>> BEGIN

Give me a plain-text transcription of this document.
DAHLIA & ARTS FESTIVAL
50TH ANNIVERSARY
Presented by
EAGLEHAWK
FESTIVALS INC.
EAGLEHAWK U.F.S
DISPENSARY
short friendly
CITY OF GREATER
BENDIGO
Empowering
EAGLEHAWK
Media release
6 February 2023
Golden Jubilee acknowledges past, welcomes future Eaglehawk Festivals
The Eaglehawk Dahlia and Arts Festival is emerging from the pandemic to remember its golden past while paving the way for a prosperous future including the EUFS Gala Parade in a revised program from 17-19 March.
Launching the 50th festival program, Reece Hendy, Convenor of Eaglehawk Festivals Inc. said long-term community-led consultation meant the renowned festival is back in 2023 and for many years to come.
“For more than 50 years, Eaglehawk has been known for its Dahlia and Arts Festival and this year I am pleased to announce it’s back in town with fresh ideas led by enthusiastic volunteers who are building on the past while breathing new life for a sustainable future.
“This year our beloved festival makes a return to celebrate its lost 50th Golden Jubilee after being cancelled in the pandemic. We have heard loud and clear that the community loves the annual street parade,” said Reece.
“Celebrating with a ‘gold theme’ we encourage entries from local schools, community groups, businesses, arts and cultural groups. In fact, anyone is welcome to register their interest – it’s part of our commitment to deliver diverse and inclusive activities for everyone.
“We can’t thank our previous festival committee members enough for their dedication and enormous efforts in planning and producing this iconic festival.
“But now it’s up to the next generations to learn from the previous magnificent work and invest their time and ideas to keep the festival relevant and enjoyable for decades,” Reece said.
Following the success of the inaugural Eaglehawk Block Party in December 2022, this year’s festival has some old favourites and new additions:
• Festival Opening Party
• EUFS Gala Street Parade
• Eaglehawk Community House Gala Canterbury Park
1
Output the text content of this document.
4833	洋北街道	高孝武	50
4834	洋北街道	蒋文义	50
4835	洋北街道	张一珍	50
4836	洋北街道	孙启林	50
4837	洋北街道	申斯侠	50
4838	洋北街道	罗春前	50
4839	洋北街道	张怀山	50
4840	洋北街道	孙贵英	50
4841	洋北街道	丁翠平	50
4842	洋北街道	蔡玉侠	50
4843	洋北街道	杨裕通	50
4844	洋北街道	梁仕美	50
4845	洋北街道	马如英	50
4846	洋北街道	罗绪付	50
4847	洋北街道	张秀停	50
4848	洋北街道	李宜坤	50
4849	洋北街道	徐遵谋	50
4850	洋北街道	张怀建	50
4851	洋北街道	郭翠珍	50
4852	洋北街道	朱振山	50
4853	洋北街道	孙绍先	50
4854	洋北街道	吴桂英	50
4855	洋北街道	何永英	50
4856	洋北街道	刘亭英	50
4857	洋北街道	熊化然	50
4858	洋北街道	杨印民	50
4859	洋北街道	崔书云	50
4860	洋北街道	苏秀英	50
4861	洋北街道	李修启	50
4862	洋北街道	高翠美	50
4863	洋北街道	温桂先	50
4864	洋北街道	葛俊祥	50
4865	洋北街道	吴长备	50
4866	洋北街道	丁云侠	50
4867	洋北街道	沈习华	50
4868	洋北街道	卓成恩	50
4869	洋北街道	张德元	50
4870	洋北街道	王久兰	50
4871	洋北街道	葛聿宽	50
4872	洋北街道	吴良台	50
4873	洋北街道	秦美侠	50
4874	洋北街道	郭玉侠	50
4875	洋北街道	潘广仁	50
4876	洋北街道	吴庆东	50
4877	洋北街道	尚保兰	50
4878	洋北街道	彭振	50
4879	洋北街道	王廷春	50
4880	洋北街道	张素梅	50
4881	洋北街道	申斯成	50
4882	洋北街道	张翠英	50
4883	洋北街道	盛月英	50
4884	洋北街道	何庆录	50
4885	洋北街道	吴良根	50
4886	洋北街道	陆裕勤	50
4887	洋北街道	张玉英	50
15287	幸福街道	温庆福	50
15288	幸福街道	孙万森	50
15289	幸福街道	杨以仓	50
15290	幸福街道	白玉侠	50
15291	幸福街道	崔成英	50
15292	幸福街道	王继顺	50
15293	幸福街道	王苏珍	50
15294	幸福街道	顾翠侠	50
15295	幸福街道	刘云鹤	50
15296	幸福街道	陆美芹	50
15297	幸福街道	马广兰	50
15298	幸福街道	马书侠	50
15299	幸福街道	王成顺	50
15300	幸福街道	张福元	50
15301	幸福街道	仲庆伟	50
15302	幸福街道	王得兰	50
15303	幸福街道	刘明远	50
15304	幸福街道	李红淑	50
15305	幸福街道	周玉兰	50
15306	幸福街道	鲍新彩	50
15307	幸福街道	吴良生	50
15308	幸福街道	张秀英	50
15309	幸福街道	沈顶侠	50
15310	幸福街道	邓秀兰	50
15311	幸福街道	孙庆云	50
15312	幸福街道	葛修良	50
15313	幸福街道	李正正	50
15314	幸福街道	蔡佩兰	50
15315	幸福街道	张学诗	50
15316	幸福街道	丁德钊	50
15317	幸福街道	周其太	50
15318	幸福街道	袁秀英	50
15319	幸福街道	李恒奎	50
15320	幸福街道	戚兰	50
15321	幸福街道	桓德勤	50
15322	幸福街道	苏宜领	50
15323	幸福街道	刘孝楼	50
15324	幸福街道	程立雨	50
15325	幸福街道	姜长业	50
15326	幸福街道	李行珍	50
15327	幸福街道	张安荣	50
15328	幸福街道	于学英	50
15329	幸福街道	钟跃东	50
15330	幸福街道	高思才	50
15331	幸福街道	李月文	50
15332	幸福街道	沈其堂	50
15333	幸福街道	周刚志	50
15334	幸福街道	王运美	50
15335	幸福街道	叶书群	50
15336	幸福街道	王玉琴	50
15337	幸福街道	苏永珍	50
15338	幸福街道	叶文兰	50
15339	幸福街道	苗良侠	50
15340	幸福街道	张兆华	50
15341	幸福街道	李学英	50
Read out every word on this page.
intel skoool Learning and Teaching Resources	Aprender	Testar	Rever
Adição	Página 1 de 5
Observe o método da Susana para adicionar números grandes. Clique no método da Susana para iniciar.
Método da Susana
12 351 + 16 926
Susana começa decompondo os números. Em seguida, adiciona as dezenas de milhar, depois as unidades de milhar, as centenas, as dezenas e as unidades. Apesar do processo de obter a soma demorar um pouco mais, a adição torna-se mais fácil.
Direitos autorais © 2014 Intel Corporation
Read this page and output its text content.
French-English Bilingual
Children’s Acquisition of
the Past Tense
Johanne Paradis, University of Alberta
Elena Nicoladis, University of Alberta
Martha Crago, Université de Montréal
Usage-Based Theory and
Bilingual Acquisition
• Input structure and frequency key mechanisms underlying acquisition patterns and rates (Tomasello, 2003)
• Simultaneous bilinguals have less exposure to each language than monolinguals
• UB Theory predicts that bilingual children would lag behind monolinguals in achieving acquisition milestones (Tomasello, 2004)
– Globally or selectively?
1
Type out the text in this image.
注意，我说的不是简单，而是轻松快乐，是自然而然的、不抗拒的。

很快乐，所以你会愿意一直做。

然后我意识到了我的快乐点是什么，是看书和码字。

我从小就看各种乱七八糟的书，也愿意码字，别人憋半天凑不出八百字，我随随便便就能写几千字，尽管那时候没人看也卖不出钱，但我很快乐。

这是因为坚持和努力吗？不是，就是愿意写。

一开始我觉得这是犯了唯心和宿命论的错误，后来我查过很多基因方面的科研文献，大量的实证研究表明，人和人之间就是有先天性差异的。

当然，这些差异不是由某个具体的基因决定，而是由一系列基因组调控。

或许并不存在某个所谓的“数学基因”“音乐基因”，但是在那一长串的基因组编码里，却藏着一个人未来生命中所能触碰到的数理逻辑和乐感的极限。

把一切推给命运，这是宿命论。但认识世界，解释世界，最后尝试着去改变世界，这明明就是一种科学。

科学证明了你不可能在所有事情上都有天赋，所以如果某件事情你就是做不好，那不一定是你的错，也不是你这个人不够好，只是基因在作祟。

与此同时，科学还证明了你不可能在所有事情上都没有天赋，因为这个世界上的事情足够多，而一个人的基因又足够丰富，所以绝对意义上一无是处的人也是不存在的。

>> END

Tally the lines of the records holding the word "Party", then give only the resulting number.

2